▽

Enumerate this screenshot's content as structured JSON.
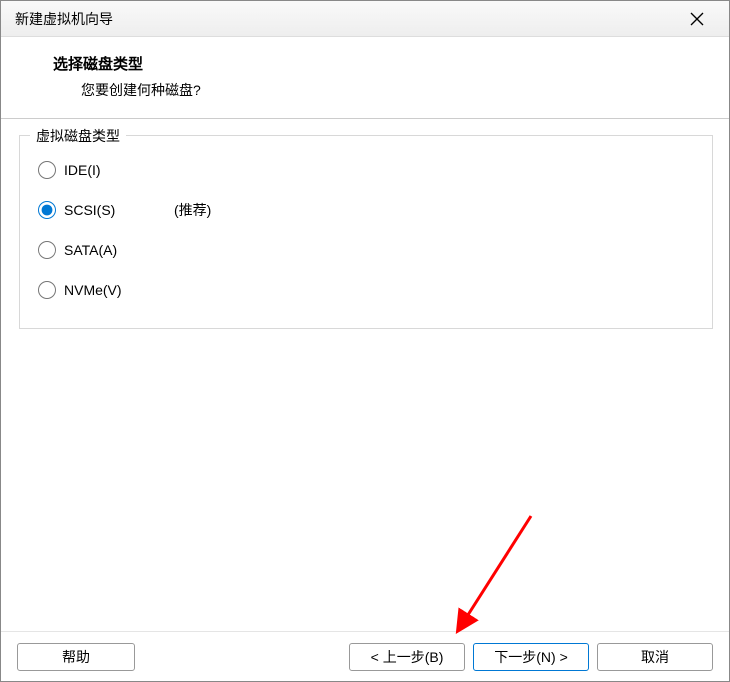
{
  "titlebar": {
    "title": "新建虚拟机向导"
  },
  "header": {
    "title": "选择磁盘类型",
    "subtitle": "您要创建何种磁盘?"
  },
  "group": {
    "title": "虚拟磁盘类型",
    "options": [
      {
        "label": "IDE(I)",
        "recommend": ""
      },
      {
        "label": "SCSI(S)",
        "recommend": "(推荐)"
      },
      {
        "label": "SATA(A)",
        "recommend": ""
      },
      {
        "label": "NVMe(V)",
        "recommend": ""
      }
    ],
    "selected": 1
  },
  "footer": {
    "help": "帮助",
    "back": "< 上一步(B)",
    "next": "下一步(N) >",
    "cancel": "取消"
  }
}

△
▽

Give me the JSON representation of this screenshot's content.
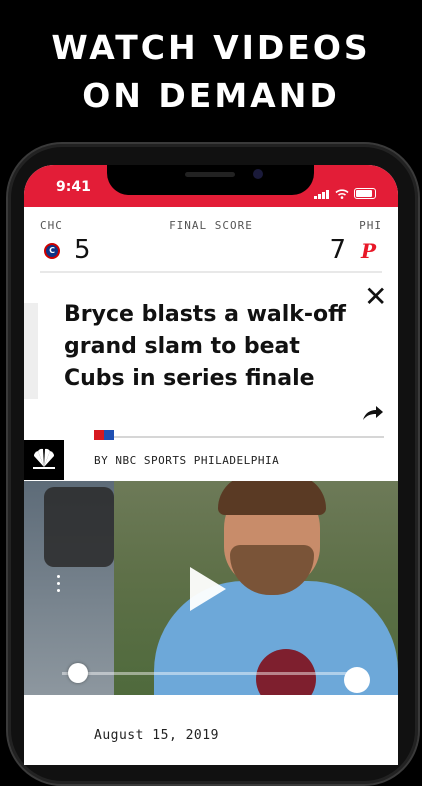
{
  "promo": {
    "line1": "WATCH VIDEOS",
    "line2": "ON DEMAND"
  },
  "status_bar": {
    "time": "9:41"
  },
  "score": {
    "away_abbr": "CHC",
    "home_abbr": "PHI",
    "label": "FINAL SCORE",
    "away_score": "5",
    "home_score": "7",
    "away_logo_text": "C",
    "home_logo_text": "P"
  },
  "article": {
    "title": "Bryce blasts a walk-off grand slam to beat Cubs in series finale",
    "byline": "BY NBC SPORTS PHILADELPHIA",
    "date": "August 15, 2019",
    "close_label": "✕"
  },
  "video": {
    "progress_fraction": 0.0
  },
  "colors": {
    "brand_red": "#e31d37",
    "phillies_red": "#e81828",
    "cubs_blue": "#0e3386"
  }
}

△

= WHAT YOU HAVE TO DO =
Search the data for "this". Copy every matching line.

= COMPLETE RESPONSE =
Enumerate this screenshot's content as structured JSON.
Give me the JSON representation of this screenshot's content.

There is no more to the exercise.